### Task details
Extract the listing below in full, unchanged.

### Input rows
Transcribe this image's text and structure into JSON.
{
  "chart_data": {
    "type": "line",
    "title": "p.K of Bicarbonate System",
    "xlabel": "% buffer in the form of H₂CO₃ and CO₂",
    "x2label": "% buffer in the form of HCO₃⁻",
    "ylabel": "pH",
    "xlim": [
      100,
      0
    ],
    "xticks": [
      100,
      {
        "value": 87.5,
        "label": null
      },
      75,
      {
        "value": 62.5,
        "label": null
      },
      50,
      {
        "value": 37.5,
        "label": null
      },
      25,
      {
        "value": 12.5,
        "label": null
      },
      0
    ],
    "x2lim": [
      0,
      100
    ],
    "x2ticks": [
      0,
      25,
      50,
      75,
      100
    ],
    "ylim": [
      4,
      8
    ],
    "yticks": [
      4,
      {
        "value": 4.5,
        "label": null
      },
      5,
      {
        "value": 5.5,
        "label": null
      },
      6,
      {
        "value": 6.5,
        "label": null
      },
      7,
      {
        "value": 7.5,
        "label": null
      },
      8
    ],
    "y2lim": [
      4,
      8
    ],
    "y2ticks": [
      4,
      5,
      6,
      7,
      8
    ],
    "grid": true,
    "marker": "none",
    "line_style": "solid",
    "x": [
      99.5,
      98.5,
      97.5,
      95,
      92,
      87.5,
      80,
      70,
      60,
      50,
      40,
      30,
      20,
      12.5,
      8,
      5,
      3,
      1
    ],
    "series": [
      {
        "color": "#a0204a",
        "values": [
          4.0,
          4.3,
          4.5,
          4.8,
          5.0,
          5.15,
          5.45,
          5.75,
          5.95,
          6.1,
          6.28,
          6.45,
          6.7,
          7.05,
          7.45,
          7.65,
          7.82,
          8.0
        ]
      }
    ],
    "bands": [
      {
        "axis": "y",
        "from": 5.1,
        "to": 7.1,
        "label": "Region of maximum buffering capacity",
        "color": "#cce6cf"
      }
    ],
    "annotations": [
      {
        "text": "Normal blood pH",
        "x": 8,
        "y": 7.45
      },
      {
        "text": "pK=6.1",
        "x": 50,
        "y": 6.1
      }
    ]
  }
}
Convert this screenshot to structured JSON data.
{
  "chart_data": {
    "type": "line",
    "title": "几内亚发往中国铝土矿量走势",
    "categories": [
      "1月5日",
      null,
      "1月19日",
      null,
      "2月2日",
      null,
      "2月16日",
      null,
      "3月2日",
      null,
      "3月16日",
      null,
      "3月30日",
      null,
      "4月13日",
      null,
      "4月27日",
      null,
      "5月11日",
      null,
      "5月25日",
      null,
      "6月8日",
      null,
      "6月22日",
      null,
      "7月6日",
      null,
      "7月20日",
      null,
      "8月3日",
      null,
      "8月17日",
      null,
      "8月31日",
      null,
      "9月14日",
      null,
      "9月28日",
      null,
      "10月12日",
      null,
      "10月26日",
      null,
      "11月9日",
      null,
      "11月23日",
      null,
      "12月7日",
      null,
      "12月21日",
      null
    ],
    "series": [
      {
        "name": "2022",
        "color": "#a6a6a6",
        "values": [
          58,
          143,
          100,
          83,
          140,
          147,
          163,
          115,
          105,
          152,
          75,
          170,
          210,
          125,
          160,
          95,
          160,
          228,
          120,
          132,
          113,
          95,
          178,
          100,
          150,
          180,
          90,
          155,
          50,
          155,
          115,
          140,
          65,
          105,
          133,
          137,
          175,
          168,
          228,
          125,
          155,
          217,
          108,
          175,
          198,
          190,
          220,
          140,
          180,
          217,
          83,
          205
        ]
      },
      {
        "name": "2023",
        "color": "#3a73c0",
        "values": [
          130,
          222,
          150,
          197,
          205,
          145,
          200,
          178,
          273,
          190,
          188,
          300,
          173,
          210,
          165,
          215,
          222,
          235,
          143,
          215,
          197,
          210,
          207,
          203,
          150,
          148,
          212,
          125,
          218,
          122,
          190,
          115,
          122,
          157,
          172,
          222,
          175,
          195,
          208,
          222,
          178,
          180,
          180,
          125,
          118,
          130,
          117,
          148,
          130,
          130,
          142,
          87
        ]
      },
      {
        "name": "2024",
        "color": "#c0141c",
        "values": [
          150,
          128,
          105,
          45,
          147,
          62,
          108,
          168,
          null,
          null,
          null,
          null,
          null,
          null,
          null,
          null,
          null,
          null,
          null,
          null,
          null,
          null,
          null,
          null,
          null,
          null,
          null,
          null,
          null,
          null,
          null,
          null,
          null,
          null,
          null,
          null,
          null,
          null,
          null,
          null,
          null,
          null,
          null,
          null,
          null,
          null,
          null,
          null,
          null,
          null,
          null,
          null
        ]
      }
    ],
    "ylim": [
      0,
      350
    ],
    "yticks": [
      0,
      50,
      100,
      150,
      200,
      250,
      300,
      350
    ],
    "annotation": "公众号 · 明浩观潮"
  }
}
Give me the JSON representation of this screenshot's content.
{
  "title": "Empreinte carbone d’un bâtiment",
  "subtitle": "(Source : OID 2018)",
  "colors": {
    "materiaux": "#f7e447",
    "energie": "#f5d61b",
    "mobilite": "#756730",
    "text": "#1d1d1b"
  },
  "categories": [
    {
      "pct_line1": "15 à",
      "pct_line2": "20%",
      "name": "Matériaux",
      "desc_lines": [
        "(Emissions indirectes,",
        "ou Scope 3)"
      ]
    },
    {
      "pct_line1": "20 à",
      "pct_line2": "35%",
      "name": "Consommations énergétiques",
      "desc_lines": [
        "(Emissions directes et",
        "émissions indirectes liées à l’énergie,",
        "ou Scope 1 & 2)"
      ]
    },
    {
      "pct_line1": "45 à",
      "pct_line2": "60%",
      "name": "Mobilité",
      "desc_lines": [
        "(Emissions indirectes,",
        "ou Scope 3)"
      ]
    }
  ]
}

### Output of the exercise
Transcribe this image's text and structure into JSON.
{
  "chart_data": {
    "type": "line",
    "title": "p.K of Bicarbonate System",
    "xlabel": "% buffer in the form of H₂CO₃ and CO₂",
    "x2label": "% buffer in the form of HCO₃⁻",
    "ylabel": "pH",
    "xlim": [
      100,
      0
    ],
    "xticks": [
      100,
      {
        "value": 87.5,
        "label": null
      },
      75,
      {
        "value": 62.5,
        "label": null
      },
      50,
      {
        "value": 37.5,
        "label": null
      },
      25,
      {
        "value": 12.5,
        "label": null
      },
      0
    ],
    "x2lim": [
      0,
      100
    ],
    "x2ticks": [
      0,
      25,
      50,
      75,
      100
    ],
    "ylim": [
      4,
      8
    ],
    "yticks": [
      4,
      {
        "value": 4.5,
        "label": null
      },
      5,
      {
        "value": 5.5,
        "label": null
      },
      6,
      {
        "value": 6.5,
        "label": null
      },
      7,
      {
        "value": 7.5,
        "label": null
      },
      8
    ],
    "y2lim": [
      4,
      8
    ],
    "y2ticks": [
      4,
      5,
      6,
      7,
      8
    ],
    "grid": true,
    "marker": "none",
    "line_style": "solid",
    "x": [
      99.5,
      98.5,
      97.5,
      95,
      92,
      87.5,
      80,
      70,
      60,
      50,
      40,
      30,
      20,
      12.5,
      8,
      5,
      3,
      1
    ],
    "series": [
      {
        "color": "#a0204a",
        "values": [
          4.0,
          4.3,
          4.5,
          4.8,
          5.0,
          5.15,
          5.45,
          5.75,
          5.95,
          6.1,
          6.28,
          6.45,
          6.7,
          7.05,
          7.45,
          7.65,
          7.82,
          8.0
        ]
      }
    ],
    "bands": [
      {
        "axis": "y",
        "from": 5.1,
        "to": 7.1,
        "label": "Region of maximum buffering capacity",
        "color": "#cce6cf"
      }
    ],
    "annotations": [
      {
        "text": "Normal blood pH",
        "x": 8,
        "y": 7.45
      },
      {
        "text": "pK=6.1",
        "x": 50,
        "y": 6.1
      }
    ]
  }
}
Convert this screenshot to structured JSON data.
{
  "chart_data": {
    "type": "line",
    "title": "几内亚发往中国铝土矿量走势",
    "categories": [
      "1月5日",
      null,
      "1月19日",
      null,
      "2月2日",
      null,
      "2月16日",
      null,
      "3月2日",
      null,
      "3月16日",
      null,
      "3月30日",
      null,
      "4月13日",
      null,
      "4月27日",
      null,
      "5月11日",
      null,
      "5月25日",
      null,
      "6月8日",
      null,
      "6月22日",
      null,
      "7月6日",
      null,
      "7月20日",
      null,
      "8月3日",
      null,
      "8月17日",
      null,
      "8月31日",
      null,
      "9月14日",
      null,
      "9月28日",
      null,
      "10月12日",
      null,
      "10月26日",
      null,
      "11月9日",
      null,
      "11月23日",
      null,
      "12月7日",
      null,
      "12月21日",
      null
    ],
    "series": [
      {
        "name": "2022",
        "color": "#a6a6a6",
        "values": [
          58,
          143,
          100,
          83,
          140,
          147,
          163,
          115,
          105,
          152,
          75,
          170,
          210,
          125,
          160,
          95,
          160,
          228,
          120,
          132,
          113,
          95,
          178,
          100,
          150,
          180,
          90,
          155,
          50,
          155,
          115,
          140,
          65,
          105,
          133,
          137,
          175,
          168,
          228,
          125,
          155,
          217,
          108,
          175,
          198,
          190,
          220,
          140,
          180,
          217,
          83,
          205
        ]
      },
      {
        "name": "2023",
        "color": "#3a73c0",
        "values": [
          130,
          222,
          150,
          197,
          205,
          145,
          200,
          178,
          273,
          190,
          188,
          300,
          173,
          210,
          165,
          215,
          222,
          235,
          143,
          215,
          197,
          210,
          207,
          203,
          150,
          148,
          212,
          125,
          218,
          122,
          190,
          115,
          122,
          157,
          172,
          222,
          175,
          195,
          208,
          222,
          178,
          180,
          180,
          125,
          118,
          130,
          117,
          148,
          130,
          130,
          142,
          87
        ]
      },
      {
        "name": "2024",
        "color": "#c0141c",
        "values": [
          150,
          128,
          105,
          45,
          147,
          62,
          108,
          168,
          null,
          null,
          null,
          null,
          null,
          null,
          null,
          null,
          null,
          null,
          null,
          null,
          null,
          null,
          null,
          null,
          null,
          null,
          null,
          null,
          null,
          null,
          null,
          null,
          null,
          null,
          null,
          null,
          null,
          null,
          null,
          null,
          null,
          null,
          null,
          null,
          null,
          null,
          null,
          null,
          null,
          null,
          null,
          null
        ]
      }
    ],
    "ylim": [
      0,
      350
    ],
    "yticks": [
      0,
      50,
      100,
      150,
      200,
      250,
      300,
      350
    ],
    "annotation": "公众号 · 明浩观潮"
  }
}
Give me the JSON representation of this screenshot's content.
{
  "title": "Empreinte carbone d’un bâtiment",
  "subtitle": "(Source : OID 2018)",
  "colors": {
    "materiaux": "#f7e447",
    "energie": "#f5d61b",
    "mobilite": "#756730",
    "text": "#1d1d1b"
  },
  "categories": [
    {
      "pct_line1": "15 à",
      "pct_line2": "20%",
      "name": "Matériaux",
      "desc_lines": [
        "(Emissions indirectes,",
        "ou Scope 3)"
      ]
    },
    {
      "pct_line1": "20 à",
      "pct_line2": "35%",
      "name": "Consommations énergétiques",
      "desc_lines": [
        "(Emissions directes et",
        "émissions indirectes liées à l’énergie,",
        "ou Scope 1 & 2)"
      ]
    },
    {
      "pct_line1": "45 à",
      "pct_line2": "60%",
      "name": "Mobilité",
      "desc_lines": [
        "(Emissions indirectes,",
        "ou Scope 3)"
      ]
    }
  ]
}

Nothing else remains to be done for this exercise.